- [SEGMENTO DI TESTO]:

########################################

L’immagine della bandiera che viene rimossa da Bruxelles ben prima della mezzanotte del fatidico giorno è stata sicuramente di forte impatto, nessuno difatti intendeva fare gli straordinari per rispettare l’orario ufficiale.
L’iniziativa del referendum di Cameron nell’ormai lontano 2016, che per egli stesso si rivelò un’arma a doppio taglio, è solo il culmine di una storia d’amore mai sbocciata.
Fin dall’entrata di Londra nel ’73, in quella che allora era denominata ancora “Comunità Europea”, la posizione britannica riguardo l’unione degli Stati europei che andava sempre più rafforzandosi dal punto di vista economico, sociale e monetario (soprattutto da Maastricht in poi) è sempre e costantemente stata caratterizzata da diffidenze e incertezze non sempre ingiustificate.
Chi non ricorda il celebre “I want my money back“ pronunciato dalla Lady di ferro al consiglio Europeo di Dublino nel settembre del ’79.
Riuscire a comprendere i reali motivi e i sentimenti che hanno mosso tale decisione rimane tuttavia un’impresa piuttosto ardua.
Oltre l’atavico timore di un’unione continentale europea che costituisce da sempre un interesse nazionale britannico, gli atteggiamenti dei due principali Paesi dell’Unione hanno sicuramente influito nella scelta di Londra.
L’impressione che Francia e Germania usino l’Unione semplicemente come amplificatore della loro forza economica, finanziaria e politica è condivisa da molti e non solo dagli inglesi.
L’esempio più lampante e in certi sensi clamoroso è rappresentato dal Trattato di Aquisgrana, firmato il 22 gennaio 2019, che rafforza ulteriormente la cooperazione bilaterale tra Parigi e Berlino istituita nel ’63 con il “Trattato dell’Eliseo” e che istituisce addirittura un’assemblea parlamentare comune.

########################################

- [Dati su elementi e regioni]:
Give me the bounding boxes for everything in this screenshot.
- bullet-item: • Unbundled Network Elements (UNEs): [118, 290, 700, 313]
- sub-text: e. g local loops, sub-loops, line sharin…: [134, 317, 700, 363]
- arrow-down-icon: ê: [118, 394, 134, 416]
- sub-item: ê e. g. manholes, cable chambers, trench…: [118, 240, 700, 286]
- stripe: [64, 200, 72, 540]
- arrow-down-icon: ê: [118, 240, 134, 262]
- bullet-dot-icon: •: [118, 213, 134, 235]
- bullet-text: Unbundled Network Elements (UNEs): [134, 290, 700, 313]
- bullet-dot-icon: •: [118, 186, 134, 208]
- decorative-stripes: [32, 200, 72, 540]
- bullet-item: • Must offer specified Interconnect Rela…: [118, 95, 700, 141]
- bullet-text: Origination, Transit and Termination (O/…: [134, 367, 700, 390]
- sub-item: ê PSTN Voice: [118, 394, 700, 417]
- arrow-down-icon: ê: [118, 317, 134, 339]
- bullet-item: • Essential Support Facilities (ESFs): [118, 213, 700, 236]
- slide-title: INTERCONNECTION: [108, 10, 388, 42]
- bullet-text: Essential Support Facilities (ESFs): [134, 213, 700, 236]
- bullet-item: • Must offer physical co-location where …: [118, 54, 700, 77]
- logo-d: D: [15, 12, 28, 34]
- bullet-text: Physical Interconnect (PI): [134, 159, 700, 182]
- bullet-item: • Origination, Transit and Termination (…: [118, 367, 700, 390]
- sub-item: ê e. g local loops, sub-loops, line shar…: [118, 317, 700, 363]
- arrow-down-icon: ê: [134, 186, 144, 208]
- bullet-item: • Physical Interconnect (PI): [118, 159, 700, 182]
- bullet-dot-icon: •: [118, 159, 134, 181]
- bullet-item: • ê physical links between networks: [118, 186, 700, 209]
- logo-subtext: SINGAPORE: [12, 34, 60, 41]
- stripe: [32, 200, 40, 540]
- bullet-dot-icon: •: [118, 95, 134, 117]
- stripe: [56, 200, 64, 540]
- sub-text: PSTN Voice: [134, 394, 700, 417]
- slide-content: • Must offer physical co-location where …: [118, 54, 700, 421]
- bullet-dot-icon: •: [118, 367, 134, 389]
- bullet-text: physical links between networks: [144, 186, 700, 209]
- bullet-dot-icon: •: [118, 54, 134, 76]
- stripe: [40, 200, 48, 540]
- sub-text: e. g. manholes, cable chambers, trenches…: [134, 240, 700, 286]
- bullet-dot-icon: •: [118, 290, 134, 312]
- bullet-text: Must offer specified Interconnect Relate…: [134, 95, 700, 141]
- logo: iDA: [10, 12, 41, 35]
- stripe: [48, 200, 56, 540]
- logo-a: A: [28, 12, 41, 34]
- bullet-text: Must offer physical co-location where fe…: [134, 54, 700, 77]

########################################

- [COSA PREVEDE]: Estrai parola per parola dal testo sui rapporti tra Regno Unito e Unione Europea il passaggio che va da "Oltre l’atavico timore" fino a "solo dagli inglesi." compreso. Per rispondere basati unicamente sul testo.

- [RISULTATO DELL'ESERCIZIO]:
Oltre l’atavico timore di un’unione continentale europea che costituisce da sempre un interesse nazionale britannico, gli atteggiamenti dei due principali Paesi dell’Unione hanno sicuramente influito nella scelta di Londra.
L’impressione che Francia e Germania usino l’Unione semplicemente come amplificatore della loro forza economica, finanziaria e politica è condivisa da molti e non solo dagli inglesi.